Data supplied.

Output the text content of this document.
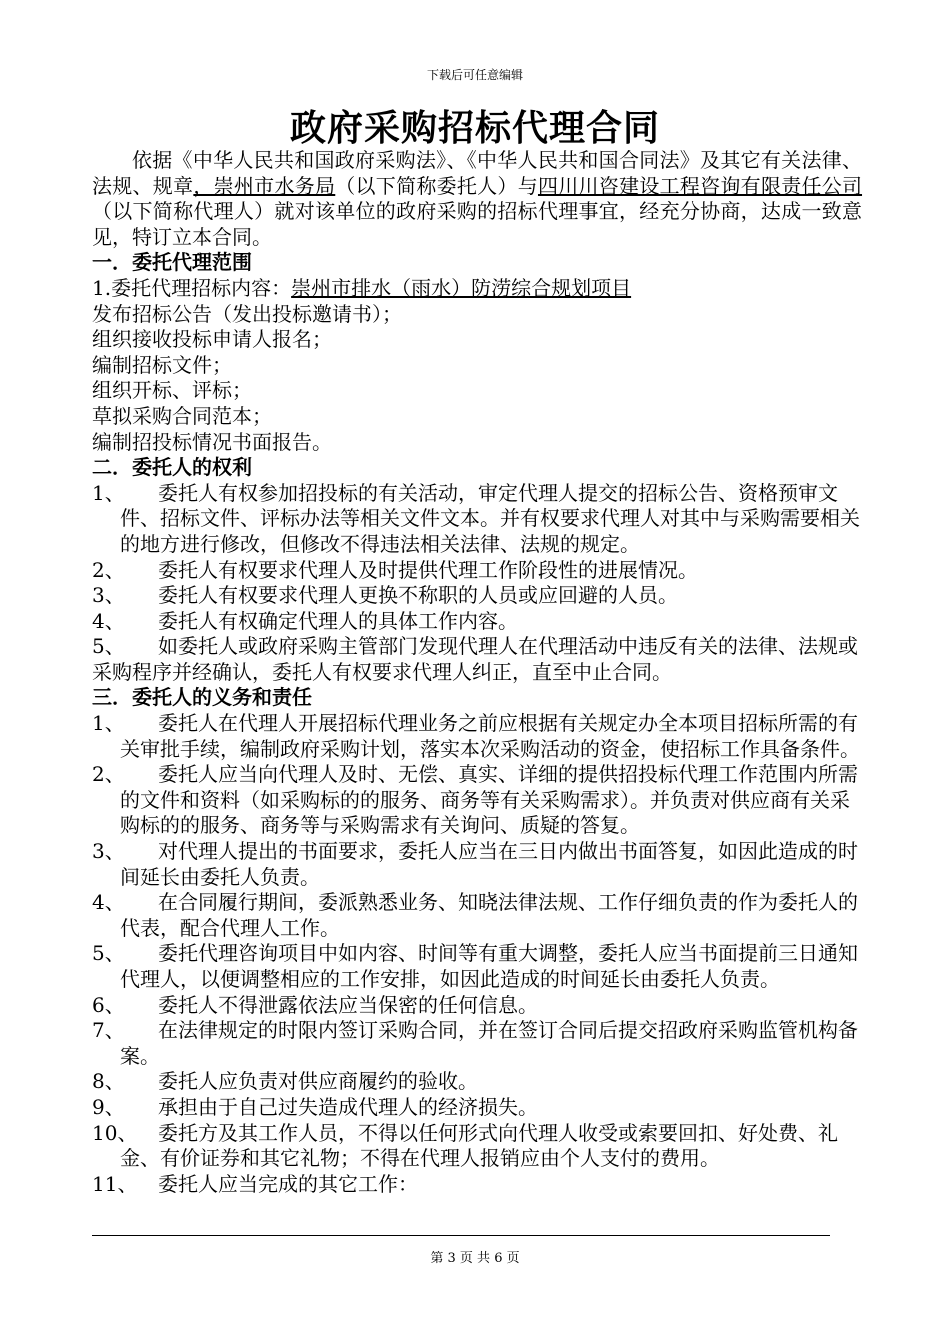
下载后可任意编辑
政府采购招标代理合同

依据《中华人民共和国政府采购法》、《中华人民共和国合同法》及其它有关法律、法规、规章，崇州市水务局（以下简称委托人）与四川川咨建设工程咨询有限责任公司（以下简称代理人）就对该单位的政府采购的招标代理事宜，经充分协商，达成一致意见，特订立本合同。

一．委托代理范围
1.委托代理招标内容：崇州市排水（雨水）防涝综合规划项目
发布招标公告（发出投标邀请书）；
组织接收投标申请人报名；
编制招标文件；
组织开标、评标；
草拟采购合同范本；
编制招投标情况书面报告。
二．委托人的权利
1、 委托人有权参加招投标的有关活动，审定代理人提交的招标公告、资格预审文件、招标文件、评标办法等相关文件文本。并有权要求代理人对其中与采购需要相关的地方进行修改，但修改不得违法相关法律、法规的规定。
2、	委托人有权要求代理人及时提供代理工作阶段性的进展情况。
3、	委托人有权要求代理人更换不称职的人员或应回避的人员。
4、	委托人有权确定代理人的具体工作内容。
5、 如委托人或政府采购主管部门发现代理人在代理活动中违反有关的法律、法规或采购程序并经确认，委托人有权要求代理人纠正，直至中止合同。
三．委托人的义务和责任
1、 委托人在代理人开展招标代理业务之前应根据有关规定办全本项目招标所需的有关审批手续，编制政府采购计划，落实本次采购活动的资金，使招标工作具备条件。
2、 委托人应当向代理人及时、无偿、真实、详细的提供招投标代理工作范围内所需的文件和资料（如采购标的的服务、商务等有关采购需求）。并负责对供应商有关采购标的的服务、商务等与采购需求有关询问、质疑的答复。
3、 对代理人提出的书面要求，委托人应当在三日内做出书面答复，如因此造成的时间延长由委托人负责。
4、 在合同履行期间，委派熟悉业务、知晓法律法规、工作仔细负责的作为委托人的代表，配合代理人工作。
5、 委托代理咨询项目中如内容、时间等有重大调整，委托人应当书面提前三日通知代理人，以便调整相应的工作安排，如因此造成的时间延长由委托人负责。
6、	委托人不得泄露依法应当保密的任何信息。
7、 在法律规定的时限内签订采购合同，并在签订合同后提交招政府采购监管机构备案。
8、	委托人应负责对供应商履约的验收。
9、	承担由于自己过失造成代理人的经济损失。
10、 委托方及其工作人员，不得以任何形式向代理人收受或索要回扣、好处费、礼金、有价证券和其它礼物；不得在代理人报销应由个人支付的费用。
11、	委托人应当完成的其它工作：
第 3 页 共 6 页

Task statement.
Set down every record once more, word for word, without pictures.

Finished answer.
Output the text content of this document.
下载后可任意编辑
政府采购招标代理合同

依据《中华人民共和国政府采购法》、《中华人民共和国合同法》及其它有关法律、法规、规章，崇州市水务局（以下简称委托人）与四川川咨建设工程咨询有限责任公司（以下简称代理人）就对该单位的政府采购的招标代理事宜，经充分协商，达成一致意见，特订立本合同。

一．委托代理范围
1.委托代理招标内容：崇州市排水（雨水）防涝综合规划项目
发布招标公告（发出投标邀请书）；
组织接收投标申请人报名；
编制招标文件；
组织开标、评标；
草拟采购合同范本；
编制招投标情况书面报告。
二．委托人的权利
1、 委托人有权参加招投标的有关活动，审定代理人提交的招标公告、资格预审文件、招标文件、评标办法等相关文件文本。并有权要求代理人对其中与采购需要相关的地方进行修改，但修改不得违法相关法律、法规的规定。
2、	委托人有权要求代理人及时提供代理工作阶段性的进展情况。
3、	委托人有权要求代理人更换不称职的人员或应回避的人员。
4、	委托人有权确定代理人的具体工作内容。
5、 如委托人或政府采购主管部门发现代理人在代理活动中违反有关的法律、法规或采购程序并经确认，委托人有权要求代理人纠正，直至中止合同。
三．委托人的义务和责任
1、 委托人在代理人开展招标代理业务之前应根据有关规定办全本项目招标所需的有关审批手续，编制政府采购计划，落实本次采购活动的资金，使招标工作具备条件。
2、 委托人应当向代理人及时、无偿、真实、详细的提供招投标代理工作范围内所需的文件和资料（如采购标的的服务、商务等有关采购需求）。并负责对供应商有关采购标的的服务、商务等与采购需求有关询问、质疑的答复。
3、 对代理人提出的书面要求，委托人应当在三日内做出书面答复，如因此造成的时间延长由委托人负责。
4、 在合同履行期间，委派熟悉业务、知晓法律法规、工作仔细负责的作为委托人的代表，配合代理人工作。
5、 委托代理咨询项目中如内容、时间等有重大调整，委托人应当书面提前三日通知代理人，以便调整相应的工作安排，如因此造成的时间延长由委托人负责。
6、	委托人不得泄露依法应当保密的任何信息。
7、 在法律规定的时限内签订采购合同，并在签订合同后提交招政府采购监管机构备案。
8、	委托人应负责对供应商履约的验收。
9、	承担由于自己过失造成代理人的经济损失。
10、 委托方及其工作人员，不得以任何形式向代理人收受或索要回扣、好处费、礼金、有价证券和其它礼物；不得在代理人报销应由个人支付的费用。
11、	委托人应当完成的其它工作：
第 3 页 共 6 页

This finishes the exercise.